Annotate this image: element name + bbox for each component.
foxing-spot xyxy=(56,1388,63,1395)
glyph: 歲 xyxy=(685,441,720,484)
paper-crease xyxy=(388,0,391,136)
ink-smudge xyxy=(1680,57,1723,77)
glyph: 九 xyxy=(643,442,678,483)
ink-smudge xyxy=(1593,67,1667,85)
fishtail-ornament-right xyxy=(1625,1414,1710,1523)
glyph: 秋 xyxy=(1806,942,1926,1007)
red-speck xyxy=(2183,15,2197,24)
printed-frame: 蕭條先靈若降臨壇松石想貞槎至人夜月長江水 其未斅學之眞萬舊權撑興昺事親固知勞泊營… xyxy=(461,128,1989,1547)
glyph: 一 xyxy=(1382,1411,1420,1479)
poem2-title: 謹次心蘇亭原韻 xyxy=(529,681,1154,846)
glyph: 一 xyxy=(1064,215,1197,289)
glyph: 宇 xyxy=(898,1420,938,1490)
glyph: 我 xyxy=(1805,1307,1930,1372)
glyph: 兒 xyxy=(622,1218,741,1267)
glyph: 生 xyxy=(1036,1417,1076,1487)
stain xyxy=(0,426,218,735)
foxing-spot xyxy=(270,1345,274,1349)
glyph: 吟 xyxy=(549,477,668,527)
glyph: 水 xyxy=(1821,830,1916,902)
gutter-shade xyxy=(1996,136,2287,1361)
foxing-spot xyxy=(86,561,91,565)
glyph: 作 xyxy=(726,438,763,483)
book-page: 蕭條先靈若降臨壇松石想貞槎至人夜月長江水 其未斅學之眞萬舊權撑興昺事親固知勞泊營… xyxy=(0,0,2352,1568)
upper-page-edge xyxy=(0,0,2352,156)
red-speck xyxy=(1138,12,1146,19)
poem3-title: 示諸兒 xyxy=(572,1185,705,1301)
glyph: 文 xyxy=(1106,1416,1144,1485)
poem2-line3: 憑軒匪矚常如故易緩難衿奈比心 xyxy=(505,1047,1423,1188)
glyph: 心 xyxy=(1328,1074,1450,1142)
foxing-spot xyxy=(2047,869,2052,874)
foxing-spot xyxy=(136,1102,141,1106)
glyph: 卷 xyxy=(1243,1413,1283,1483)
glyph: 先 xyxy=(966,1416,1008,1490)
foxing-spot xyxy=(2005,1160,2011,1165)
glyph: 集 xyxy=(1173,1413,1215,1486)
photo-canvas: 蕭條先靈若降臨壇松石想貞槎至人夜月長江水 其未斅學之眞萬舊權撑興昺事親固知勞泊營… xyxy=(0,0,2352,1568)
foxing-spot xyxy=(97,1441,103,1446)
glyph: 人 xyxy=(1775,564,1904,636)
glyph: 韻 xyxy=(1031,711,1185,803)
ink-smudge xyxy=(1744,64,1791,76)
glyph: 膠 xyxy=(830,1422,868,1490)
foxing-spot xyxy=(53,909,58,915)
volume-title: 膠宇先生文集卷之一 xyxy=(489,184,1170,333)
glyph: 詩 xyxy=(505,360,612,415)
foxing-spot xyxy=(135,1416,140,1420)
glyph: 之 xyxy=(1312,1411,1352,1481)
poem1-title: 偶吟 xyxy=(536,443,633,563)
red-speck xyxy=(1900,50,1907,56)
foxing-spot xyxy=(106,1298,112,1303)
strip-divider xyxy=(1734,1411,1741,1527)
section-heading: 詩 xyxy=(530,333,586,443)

|---|

* **Directive**:
Reproduce the whole listing, switching "foxing-spot" to "foxing-mark" wherever it occurs and leaving everything else the same.

* **Output**:
Annotate this image: element name + bbox for each component.
foxing-mark xyxy=(56,1388,63,1395)
glyph: 歲 xyxy=(685,441,720,484)
paper-crease xyxy=(388,0,391,136)
ink-smudge xyxy=(1680,57,1723,77)
glyph: 九 xyxy=(643,442,678,483)
ink-smudge xyxy=(1593,67,1667,85)
fishtail-ornament-right xyxy=(1625,1414,1710,1523)
glyph: 秋 xyxy=(1806,942,1926,1007)
red-speck xyxy=(2183,15,2197,24)
printed-frame: 蕭條先靈若降臨壇松石想貞槎至人夜月長江水 其未斅學之眞萬舊權撑興昺事親固知勞泊營… xyxy=(461,128,1989,1547)
glyph: 一 xyxy=(1382,1411,1420,1479)
poem2-title: 謹次心蘇亭原韻 xyxy=(529,681,1154,846)
glyph: 一 xyxy=(1064,215,1197,289)
glyph: 宇 xyxy=(898,1420,938,1490)
glyph: 我 xyxy=(1805,1307,1930,1372)
glyph: 兒 xyxy=(622,1218,741,1267)
glyph: 生 xyxy=(1036,1417,1076,1487)
stain xyxy=(0,426,218,735)
foxing-mark xyxy=(270,1345,274,1349)
glyph: 吟 xyxy=(549,477,668,527)
glyph: 水 xyxy=(1821,830,1916,902)
gutter-shade xyxy=(1996,136,2287,1361)
foxing-mark xyxy=(86,561,91,565)
glyph: 作 xyxy=(726,438,763,483)
book-page: 蕭條先靈若降臨壇松石想貞槎至人夜月長江水 其未斅學之眞萬舊權撑興昺事親固知勞泊營… xyxy=(0,0,2352,1568)
upper-page-edge xyxy=(0,0,2352,156)
red-speck xyxy=(1138,12,1146,19)
poem3-title: 示諸兒 xyxy=(572,1185,705,1301)
glyph: 文 xyxy=(1106,1416,1144,1485)
poem2-line3: 憑軒匪矚常如故易緩難衿奈比心 xyxy=(505,1047,1423,1188)
glyph: 心 xyxy=(1328,1074,1450,1142)
foxing-mark xyxy=(2047,869,2052,874)
foxing-mark xyxy=(136,1102,141,1106)
glyph: 卷 xyxy=(1243,1413,1283,1483)
glyph: 先 xyxy=(966,1416,1008,1490)
foxing-mark xyxy=(2005,1160,2011,1165)
glyph: 集 xyxy=(1173,1413,1215,1486)
photo-canvas: 蕭條先靈若降臨壇松石想貞槎至人夜月長江水 其未斅學之眞萬舊權撑興昺事親固知勞泊營… xyxy=(0,0,2352,1568)
foxing-mark xyxy=(97,1441,103,1446)
glyph: 人 xyxy=(1775,564,1904,636)
glyph: 韻 xyxy=(1031,711,1185,803)
ink-smudge xyxy=(1744,64,1791,76)
glyph: 膠 xyxy=(830,1422,868,1490)
foxing-mark xyxy=(53,909,58,915)
volume-title: 膠宇先生文集卷之一 xyxy=(489,184,1170,333)
glyph: 詩 xyxy=(505,360,612,415)
foxing-mark xyxy=(135,1416,140,1420)
glyph: 之 xyxy=(1312,1411,1352,1481)
poem1-title: 偶吟 xyxy=(536,443,633,563)
red-speck xyxy=(1900,50,1907,56)
foxing-mark xyxy=(106,1298,112,1303)
strip-divider xyxy=(1734,1411,1741,1527)
section-heading: 詩 xyxy=(530,333,586,443)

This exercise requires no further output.